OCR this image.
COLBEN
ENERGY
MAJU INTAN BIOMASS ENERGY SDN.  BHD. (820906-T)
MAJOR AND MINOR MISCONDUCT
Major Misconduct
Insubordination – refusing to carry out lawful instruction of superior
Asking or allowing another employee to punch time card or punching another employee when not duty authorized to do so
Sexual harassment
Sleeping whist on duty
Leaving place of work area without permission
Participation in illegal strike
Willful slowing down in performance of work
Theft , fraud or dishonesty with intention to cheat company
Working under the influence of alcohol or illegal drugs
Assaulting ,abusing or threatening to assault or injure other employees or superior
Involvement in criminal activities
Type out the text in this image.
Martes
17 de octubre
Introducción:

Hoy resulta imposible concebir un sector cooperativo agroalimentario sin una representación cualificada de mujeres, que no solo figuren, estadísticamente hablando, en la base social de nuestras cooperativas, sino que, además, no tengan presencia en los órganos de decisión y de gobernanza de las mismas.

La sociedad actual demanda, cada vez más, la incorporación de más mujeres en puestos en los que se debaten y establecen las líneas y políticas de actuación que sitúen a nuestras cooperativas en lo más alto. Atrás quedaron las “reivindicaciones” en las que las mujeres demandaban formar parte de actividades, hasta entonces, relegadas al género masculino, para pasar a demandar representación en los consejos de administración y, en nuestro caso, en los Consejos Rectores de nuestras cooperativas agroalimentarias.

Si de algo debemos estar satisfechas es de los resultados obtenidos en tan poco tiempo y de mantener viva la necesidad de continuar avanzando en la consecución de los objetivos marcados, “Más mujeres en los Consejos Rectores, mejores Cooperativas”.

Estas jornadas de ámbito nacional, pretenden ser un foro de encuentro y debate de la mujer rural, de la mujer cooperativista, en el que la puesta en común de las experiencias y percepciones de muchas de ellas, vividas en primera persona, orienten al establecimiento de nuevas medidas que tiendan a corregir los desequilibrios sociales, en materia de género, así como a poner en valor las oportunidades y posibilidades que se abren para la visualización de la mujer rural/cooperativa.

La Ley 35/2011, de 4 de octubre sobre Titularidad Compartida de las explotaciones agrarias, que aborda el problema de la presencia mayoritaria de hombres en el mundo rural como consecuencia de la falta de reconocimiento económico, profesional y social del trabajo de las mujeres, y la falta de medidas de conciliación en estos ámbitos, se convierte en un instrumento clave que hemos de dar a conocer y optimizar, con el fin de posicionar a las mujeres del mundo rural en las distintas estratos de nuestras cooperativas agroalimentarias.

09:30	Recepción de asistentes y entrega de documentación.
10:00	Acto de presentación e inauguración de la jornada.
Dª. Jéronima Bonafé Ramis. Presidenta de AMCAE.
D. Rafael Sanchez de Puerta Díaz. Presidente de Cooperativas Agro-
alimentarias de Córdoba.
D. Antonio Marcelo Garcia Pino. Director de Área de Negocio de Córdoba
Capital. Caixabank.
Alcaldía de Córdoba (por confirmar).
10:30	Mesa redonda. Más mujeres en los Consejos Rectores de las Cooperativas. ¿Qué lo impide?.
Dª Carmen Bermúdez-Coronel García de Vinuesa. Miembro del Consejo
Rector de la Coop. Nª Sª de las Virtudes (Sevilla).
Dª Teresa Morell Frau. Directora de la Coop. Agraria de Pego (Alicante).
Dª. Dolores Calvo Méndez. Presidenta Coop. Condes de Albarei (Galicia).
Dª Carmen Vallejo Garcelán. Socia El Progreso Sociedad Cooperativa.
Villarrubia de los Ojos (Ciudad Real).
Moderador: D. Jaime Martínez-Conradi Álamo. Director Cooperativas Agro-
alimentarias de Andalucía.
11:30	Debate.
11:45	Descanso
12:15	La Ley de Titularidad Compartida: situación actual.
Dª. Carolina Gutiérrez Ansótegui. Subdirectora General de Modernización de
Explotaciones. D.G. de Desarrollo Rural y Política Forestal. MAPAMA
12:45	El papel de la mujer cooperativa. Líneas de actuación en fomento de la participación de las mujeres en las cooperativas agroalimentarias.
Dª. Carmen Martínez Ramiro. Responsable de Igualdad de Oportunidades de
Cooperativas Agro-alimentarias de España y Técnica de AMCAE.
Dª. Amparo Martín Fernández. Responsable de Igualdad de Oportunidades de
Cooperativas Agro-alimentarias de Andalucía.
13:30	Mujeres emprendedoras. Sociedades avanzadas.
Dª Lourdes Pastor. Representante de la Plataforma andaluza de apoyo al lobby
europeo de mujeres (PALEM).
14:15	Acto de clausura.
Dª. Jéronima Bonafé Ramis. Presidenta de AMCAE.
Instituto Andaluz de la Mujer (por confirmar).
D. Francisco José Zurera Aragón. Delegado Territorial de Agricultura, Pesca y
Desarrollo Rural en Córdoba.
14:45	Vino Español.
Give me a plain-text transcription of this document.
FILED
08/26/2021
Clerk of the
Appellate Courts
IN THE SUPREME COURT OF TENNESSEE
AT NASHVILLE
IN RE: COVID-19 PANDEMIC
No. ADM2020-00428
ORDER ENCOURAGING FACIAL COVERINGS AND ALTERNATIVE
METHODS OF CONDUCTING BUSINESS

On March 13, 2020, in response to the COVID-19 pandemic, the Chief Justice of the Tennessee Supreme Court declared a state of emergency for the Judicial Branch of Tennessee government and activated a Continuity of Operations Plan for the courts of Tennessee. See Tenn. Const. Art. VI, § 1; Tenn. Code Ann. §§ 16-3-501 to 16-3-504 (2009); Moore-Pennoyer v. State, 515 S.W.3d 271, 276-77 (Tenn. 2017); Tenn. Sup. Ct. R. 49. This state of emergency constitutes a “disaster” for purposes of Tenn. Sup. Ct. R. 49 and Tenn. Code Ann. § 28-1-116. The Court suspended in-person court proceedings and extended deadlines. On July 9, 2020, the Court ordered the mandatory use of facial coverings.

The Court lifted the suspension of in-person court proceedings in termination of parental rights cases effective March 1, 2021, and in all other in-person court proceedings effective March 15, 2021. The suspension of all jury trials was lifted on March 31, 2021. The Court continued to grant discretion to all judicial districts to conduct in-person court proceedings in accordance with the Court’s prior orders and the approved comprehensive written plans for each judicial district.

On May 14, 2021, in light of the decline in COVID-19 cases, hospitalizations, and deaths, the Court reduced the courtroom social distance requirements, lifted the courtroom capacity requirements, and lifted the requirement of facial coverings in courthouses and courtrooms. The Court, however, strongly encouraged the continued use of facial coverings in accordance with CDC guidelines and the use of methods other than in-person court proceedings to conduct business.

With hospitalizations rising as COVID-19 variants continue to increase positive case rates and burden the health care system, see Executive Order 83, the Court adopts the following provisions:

WORK TO BE COMPLETED >> Determine how many lines above contain "Desarrollo" as a word or string. Give the number alone.

RESULT FOR THIS TASK >> 2